**PROBLEM REQUIREMENTS**
Give back the full listing, character for character, with no pictures.

**SUPPLIED INFORMATION**
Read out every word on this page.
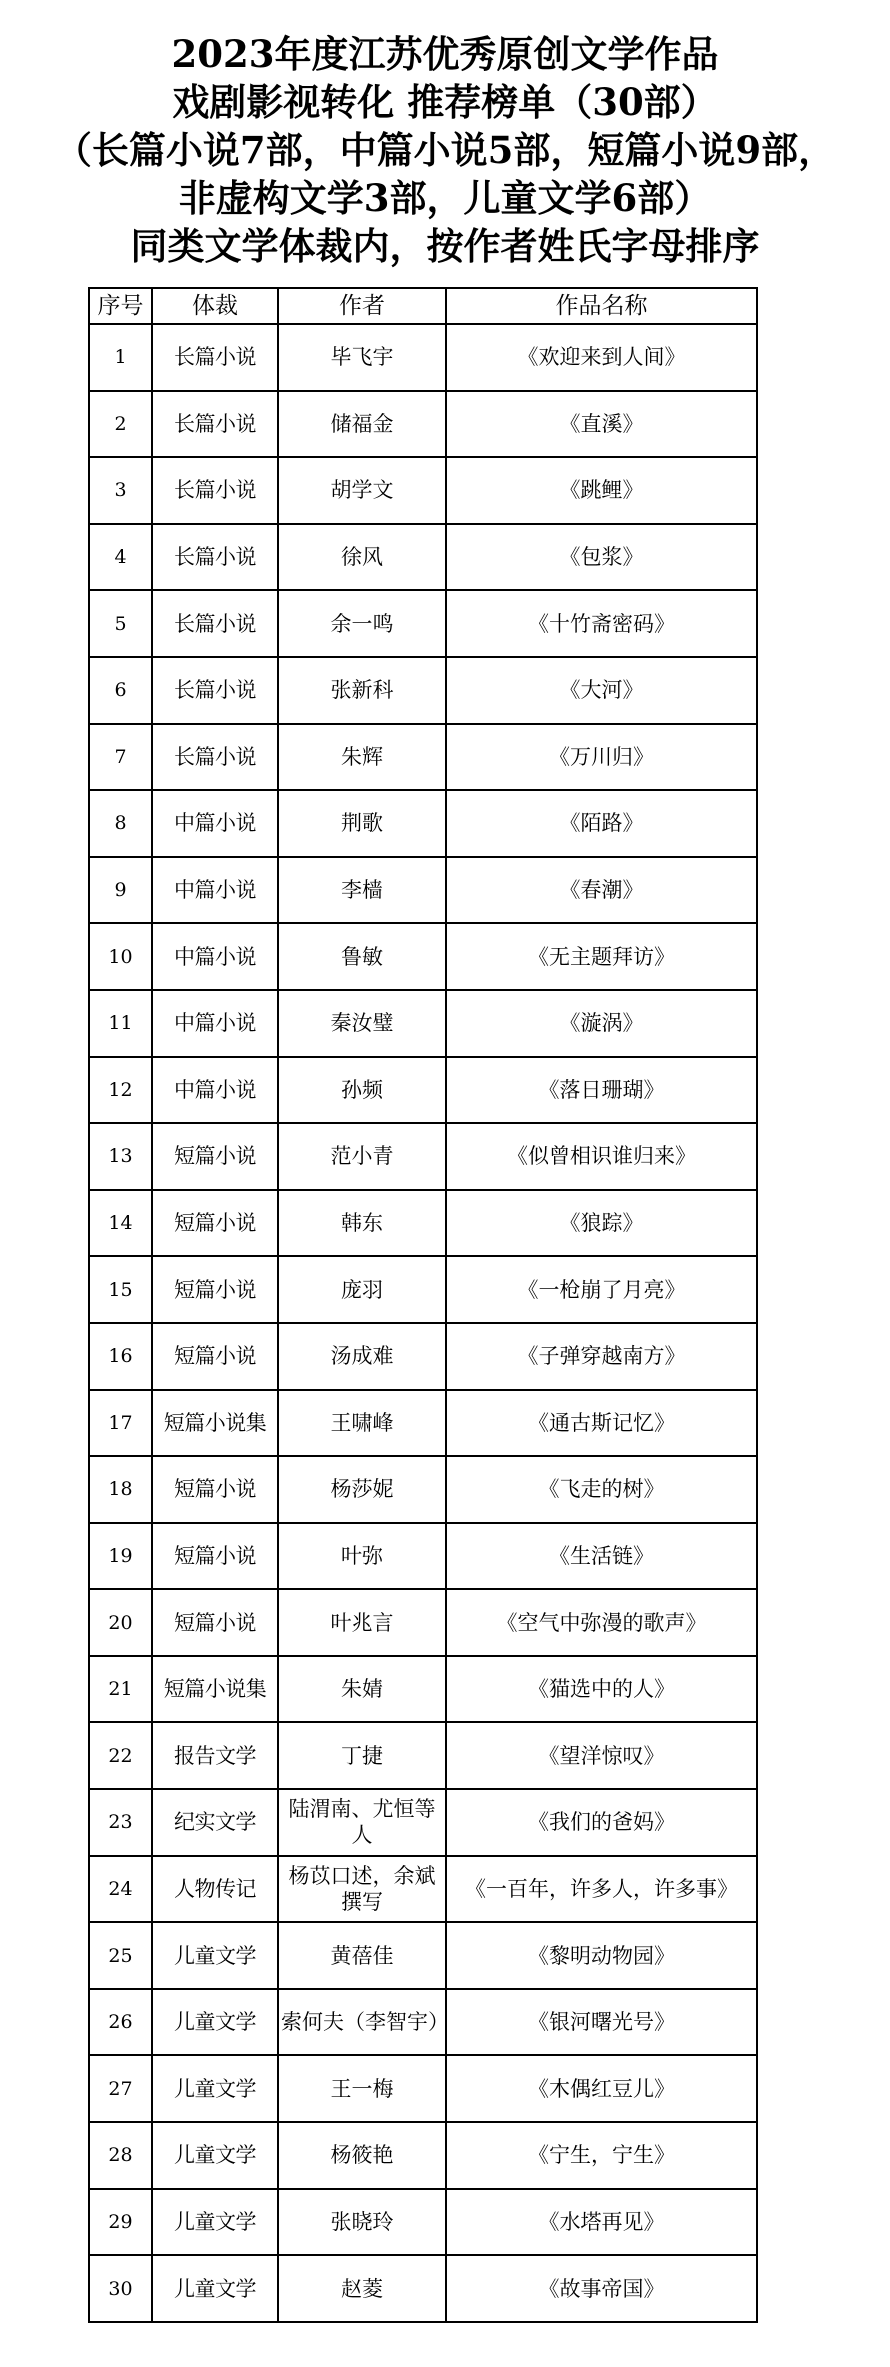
2023年度江苏优秀原创文学作品
戏剧影视转化 推荐榜单（30部）
（长篇小说7部，中篇小说5部，短篇小说9部，
非虚构文学3部，儿童文学6部）
同类文学体裁内，按作者姓氏字母排序
序号	体裁	作者	作品名称
1	长篇小说	毕飞宇	《欢迎来到人间》
2	长篇小说	储福金	《直溪》
3	长篇小说	胡学文	《跳鲤》
4	长篇小说	徐风	《包浆》
5	长篇小说	余一鸣	《十竹斋密码》
6	长篇小说	张新科	《大河》
7	长篇小说	朱辉	《万川归》
8	中篇小说	荆歌	《陌路》
9	中篇小说	李樯	《春潮》
10	中篇小说	鲁敏	《无主题拜访》
11	中篇小说	秦汝璧	《漩涡》
12	中篇小说	孙频	《落日珊瑚》
13	短篇小说	范小青	《似曾相识谁归来》
14	短篇小说	韩东	《狼踪》
15	短篇小说	庞羽	《一枪崩了月亮》
16	短篇小说	汤成难	《子弹穿越南方》
17	短篇小说集	王啸峰	《通古斯记忆》
18	短篇小说	杨莎妮	《飞走的树》
19	短篇小说	叶弥	《生活链》
20	短篇小说	叶兆言	《空气中弥漫的歌声》
21	短篇小说集	朱婧	《猫选中的人》
22	报告文学	丁捷	《望洋惊叹》
23	纪实文学	陆渭南、尤恒等人	《我们的爸妈》
24	人物传记	杨苡口述，余斌撰写	《一百年，许多人，许多事》
25	儿童文学	黄蓓佳	《黎明动物园》
26	儿童文学	索何夫（李智宇）	《银河曙光号》
27	儿童文学	王一梅	《木偶红豆儿》
28	儿童文学	杨筱艳	《宁生，宁生》
29	儿童文学	张晓玲	《水塔再见》
30	儿童文学	赵菱	《故事帝国》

**EXERCISE SOLUTION**
Read out every word on this page.
2023年度江苏优秀原创文学作品
戏剧影视转化 推荐榜单（30部）
（长篇小说7部，中篇小说5部，短篇小说9部，
非虚构文学3部，儿童文学6部）
同类文学体裁内，按作者姓氏字母排序
序号	体裁	作者	作品名称
1	长篇小说	毕飞宇	《欢迎来到人间》
2	长篇小说	储福金	《直溪》
3	长篇小说	胡学文	《跳鲤》
4	长篇小说	徐风	《包浆》
5	长篇小说	余一鸣	《十竹斋密码》
6	长篇小说	张新科	《大河》
7	长篇小说	朱辉	《万川归》
8	中篇小说	荆歌	《陌路》
9	中篇小说	李樯	《春潮》
10	中篇小说	鲁敏	《无主题拜访》
11	中篇小说	秦汝璧	《漩涡》
12	中篇小说	孙频	《落日珊瑚》
13	短篇小说	范小青	《似曾相识谁归来》
14	短篇小说	韩东	《狼踪》
15	短篇小说	庞羽	《一枪崩了月亮》
16	短篇小说	汤成难	《子弹穿越南方》
17	短篇小说集	王啸峰	《通古斯记忆》
18	短篇小说	杨莎妮	《飞走的树》
19	短篇小说	叶弥	《生活链》
20	短篇小说	叶兆言	《空气中弥漫的歌声》
21	短篇小说集	朱婧	《猫选中的人》
22	报告文学	丁捷	《望洋惊叹》
23	纪实文学	陆渭南、尤恒等人	《我们的爸妈》
24	人物传记	杨苡口述，余斌撰写	《一百年，许多人，许多事》
25	儿童文学	黄蓓佳	《黎明动物园》
26	儿童文学	索何夫（李智宇）	《银河曙光号》
27	儿童文学	王一梅	《木偶红豆儿》
28	儿童文学	杨筱艳	《宁生，宁生》
29	儿童文学	张晓玲	《水塔再见》
30	儿童文学	赵菱	《故事帝国》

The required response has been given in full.